Extrait fourni →
+---+
Bahar sera-t-il arrêté dans 188 pays différents ? Le rôle trouble d’Interpol et du gouvernement belge

MICHEL COLLON : Après la Belgique, la Hollande et l’Espagne, c’est en Italie cette fois que vient de se faire arrêter Bahar Kimyongür, journaliste et militant pour la paix. Bien qu’il soit à chaque fois innocenté, le dossier étant vide.
Derrière cet acharnement, la Turquie démocratique de Monsieur Erdogan qui emprisonne et torture les journalistes. Mais comment est-ce possible ? Bahar va-t-il se faire arrêter dans chaque pays où il se rend ? Théoriquement, c’est possible 188 fois !
Parce que l’arrestation se fait via Interpol, organe de coopération interpolicière qui bafoue ses statuts en procédant à des arrestations politiques. Et parce que le gouvernement belge détourne les yeux. Interview de l’avocate Selma Benkhelifa. En attendant la manifestation à Bruxelles ce lundi (voir en bas)
+---+
Extraits des données →
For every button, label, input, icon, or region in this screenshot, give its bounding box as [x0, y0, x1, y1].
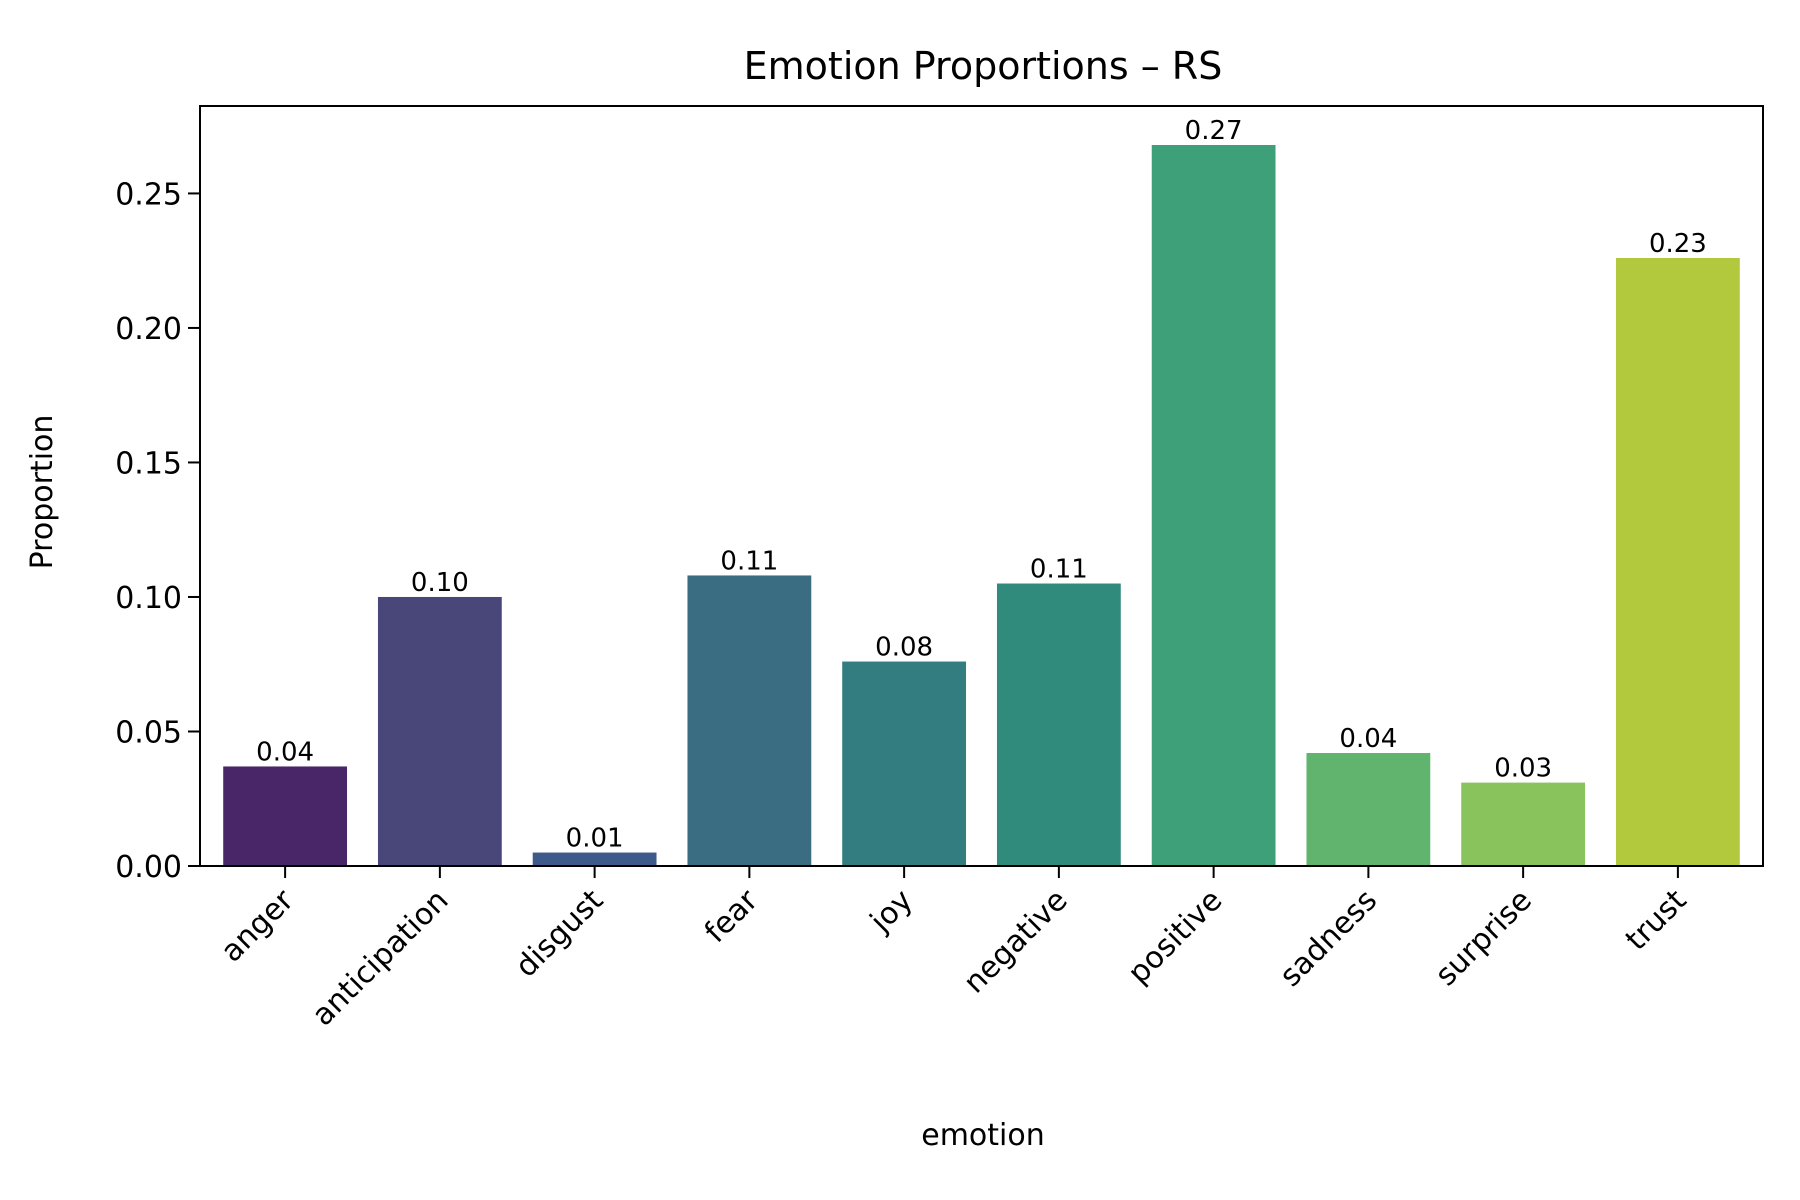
bar-negative	[996, 583, 1121, 866]
y-tick-label-5: 0.25	[115, 177, 182, 212]
y-axis: 0.00 0.05 0.10 0.15 0.20 0.25	[115, 177, 200, 885]
x-tick-label-joy: joy	[863, 883, 920, 940]
x-axis: anger anticipation disgust fear joy negative p…	[214, 866, 1694, 1033]
bar-positive	[1151, 145, 1276, 866]
x-tick-label-anger: anger	[214, 882, 301, 969]
bar-label-surprise: 0.03	[1494, 754, 1552, 784]
x-tick-label-sadness: sadness	[1273, 883, 1384, 994]
bar-label-sadness: 0.04	[1339, 724, 1397, 754]
bar-trust	[1615, 258, 1740, 866]
x-tick-label-trust: trust	[1619, 883, 1694, 958]
bar-disgust	[532, 852, 657, 866]
x-tick-label-negative: negative	[957, 883, 1075, 1001]
y-tick-label-4: 0.20	[115, 312, 182, 347]
bar-sadness	[1306, 753, 1431, 866]
bar-label-joy: 0.08	[875, 633, 933, 663]
y-axis-label: Proportion	[25, 415, 60, 570]
bar-label-anticipation: 0.10	[411, 568, 469, 598]
x-tick-label-positive: positive	[1121, 883, 1229, 991]
bar-label-disgust: 0.01	[566, 824, 624, 854]
x-tick-label-fear: fear	[698, 882, 765, 949]
bar-label-trust: 0.23	[1649, 229, 1707, 259]
bar-label-anger: 0.04	[256, 737, 314, 767]
bar-fear	[687, 575, 812, 866]
bar-surprise	[1461, 782, 1586, 866]
bar-joy	[842, 661, 967, 866]
x-tick-label-surprise: surprise	[1429, 883, 1539, 993]
plot-frame	[199, 105, 1764, 867]
bar-label-positive: 0.27	[1185, 116, 1243, 146]
x-tick-label-disgust: disgust	[509, 883, 611, 985]
x-tick-label-anticipation: anticipation	[305, 883, 455, 1033]
bar-anticipation	[377, 596, 502, 866]
y-tick-label-3: 0.15	[115, 446, 182, 481]
chart-title: Emotion Proportions – RS	[744, 44, 1223, 88]
bars-group	[223, 145, 1740, 866]
bar-label-negative: 0.11	[1030, 555, 1088, 585]
bar-labels-group: 0.04 0.10 0.01 0.11 0.08 0.11 0.27 0.04 0.03 0.23	[256, 116, 1707, 854]
x-axis-label: emotion	[921, 1118, 1045, 1153]
y-tick-label-2: 0.10	[115, 581, 182, 616]
bar-anger	[223, 766, 348, 866]
y-tick-label-0: 0.00	[115, 850, 182, 885]
bar-label-fear: 0.11	[720, 546, 778, 576]
y-tick-label-1: 0.05	[115, 715, 182, 750]
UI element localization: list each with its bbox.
+---+
Objectif 1 →
Extrayez du texte sur Bahar Kimyongür le passage situé entre « MICHEL COLLON : Après » et « possible 188 fois ! », bornes comprises.
Objectif 2 →
Rédigez la suite du texte sur Bahar Kimyongür en reprenant après sa dernière phrase.

Réponse 1 →
MICHEL COLLON : Après la Belgique, la Hollande et l’Espagne, c’est en Italie cette fois que vient de se faire arrêter Bahar Kimyongür, journaliste et militant pour la paix. Bien qu’il soit à chaque fois innocenté, le dossier étant vide.
Derrière cet acharnement, la Turquie démocratique de Monsieur Erdogan qui emprisonne et torture les journalistes. Mais comment est-ce possible ? Bahar va-t-il se faire arrêter dans chaque pays où il se rend ? Théoriquement, c’est possible 188 fois !

Réponse 2 →
 



 


Interview par Maïté Cardon 23.11.2013


Qu'est-ce qu'Interpol et quel rôle joue cette organisation internationale ?


 


Interpol est une organisation intergouvernementale de coopération policière. Lorsqu’un pays veut arrêter un suspect ou quelqu’un condamné par défaut qui ne se trouve pas sur son territoire, il lance un mandat d’arrêt international. Interpol se charge de la diffuser dans 190 pays. Toutes les polices du monde – ou presque – peuvent arrêter celui ou celle qui fait l’objet d’un tel mandat.


La politique d’Interpol est très opaque et peu démocratique. L’organisation se vante – je cite : « de faciliter la coopération policière internationale, même s’il n’existe aucune relation diplomatique entre les pays concernés ». Or c’est en général avec des pays pas du tout démocratiques qu’il n’y a pas de relation diplomatique.



L’organisation est quasiment inaccessible aux particuliers et il n’existe pas de procédure pour faire annuler le mandat, ni de possibilité légale d’accès au dossier. Les droits de la défense sont inexistants.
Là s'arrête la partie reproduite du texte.